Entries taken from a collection
-.-.-
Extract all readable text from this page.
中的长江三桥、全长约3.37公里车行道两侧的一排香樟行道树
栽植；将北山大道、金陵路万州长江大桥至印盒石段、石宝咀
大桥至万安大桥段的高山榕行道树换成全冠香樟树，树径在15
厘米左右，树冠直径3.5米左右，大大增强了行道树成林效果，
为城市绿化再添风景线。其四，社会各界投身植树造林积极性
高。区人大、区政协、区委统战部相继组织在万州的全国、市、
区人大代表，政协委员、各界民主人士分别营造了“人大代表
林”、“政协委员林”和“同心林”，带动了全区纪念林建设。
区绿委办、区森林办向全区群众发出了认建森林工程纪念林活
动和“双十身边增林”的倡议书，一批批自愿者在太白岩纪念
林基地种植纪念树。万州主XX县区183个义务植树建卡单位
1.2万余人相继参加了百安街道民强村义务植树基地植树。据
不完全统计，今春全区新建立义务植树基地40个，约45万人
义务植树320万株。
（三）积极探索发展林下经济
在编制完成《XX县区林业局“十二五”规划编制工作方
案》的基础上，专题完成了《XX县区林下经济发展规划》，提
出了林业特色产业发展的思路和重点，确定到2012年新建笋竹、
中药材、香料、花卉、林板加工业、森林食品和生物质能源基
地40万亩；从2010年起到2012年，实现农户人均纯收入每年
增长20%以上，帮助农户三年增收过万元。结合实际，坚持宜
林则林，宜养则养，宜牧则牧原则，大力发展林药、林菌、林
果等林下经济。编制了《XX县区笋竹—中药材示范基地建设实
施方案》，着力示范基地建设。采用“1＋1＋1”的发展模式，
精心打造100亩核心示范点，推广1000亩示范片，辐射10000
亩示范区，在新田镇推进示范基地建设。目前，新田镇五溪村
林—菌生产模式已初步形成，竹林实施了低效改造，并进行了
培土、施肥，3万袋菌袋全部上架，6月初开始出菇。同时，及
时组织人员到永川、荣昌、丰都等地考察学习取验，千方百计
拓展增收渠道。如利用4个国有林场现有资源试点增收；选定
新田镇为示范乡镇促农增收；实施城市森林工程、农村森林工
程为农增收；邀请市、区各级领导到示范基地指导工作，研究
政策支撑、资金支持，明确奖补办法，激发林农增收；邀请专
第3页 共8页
-.-.-
- _Work to complete_: Reproduce every line of the material above exactly.

- _Written response_:
Extract all readable text from this page.
中的长江三桥、全长约3.37公里车行道两侧的一排香樟行道树
栽植；将北山大道、金陵路万州长江大桥至印盒石段、石宝咀
大桥至万安大桥段的高山榕行道树换成全冠香樟树，树径在15
厘米左右，树冠直径3.5米左右，大大增强了行道树成林效果，
为城市绿化再添风景线。其四，社会各界投身植树造林积极性
高。区人大、区政协、区委统战部相继组织在万州的全国、市、
区人大代表，政协委员、各界民主人士分别营造了“人大代表
林”、“政协委员林”和“同心林”，带动了全区纪念林建设。
区绿委办、区森林办向全区群众发出了认建森林工程纪念林活
动和“双十身边增林”的倡议书，一批批自愿者在太白岩纪念
林基地种植纪念树。万州主XX县区183个义务植树建卡单位
1.2万余人相继参加了百安街道民强村义务植树基地植树。据
不完全统计，今春全区新建立义务植树基地40个，约45万人
义务植树320万株。
（三）积极探索发展林下经济
在编制完成《XX县区林业局“十二五”规划编制工作方
案》的基础上，专题完成了《XX县区林下经济发展规划》，提
出了林业特色产业发展的思路和重点，确定到2012年新建笋竹、
中药材、香料、花卉、林板加工业、森林食品和生物质能源基
地40万亩；从2010年起到2012年，实现农户人均纯收入每年
增长20%以上，帮助农户三年增收过万元。结合实际，坚持宜
林则林，宜养则养，宜牧则牧原则，大力发展林药、林菌、林
果等林下经济。编制了《XX县区笋竹—中药材示范基地建设实
施方案》，着力示范基地建设。采用“1＋1＋1”的发展模式，
精心打造100亩核心示范点，推广1000亩示范片，辐射10000
亩示范区，在新田镇推进示范基地建设。目前，新田镇五溪村
林—菌生产模式已初步形成，竹林实施了低效改造，并进行了
培土、施肥，3万袋菌袋全部上架，6月初开始出菇。同时，及
时组织人员到永川、荣昌、丰都等地考察学习取验，千方百计
拓展增收渠道。如利用4个国有林场现有资源试点增收；选定
新田镇为示范乡镇促农增收；实施城市森林工程、农村森林工
程为农增收；邀请市、区各级领导到示范基地指导工作，研究
政策支撑、资金支持，明确奖补办法，激发林农增收；邀请专
第3页 共8页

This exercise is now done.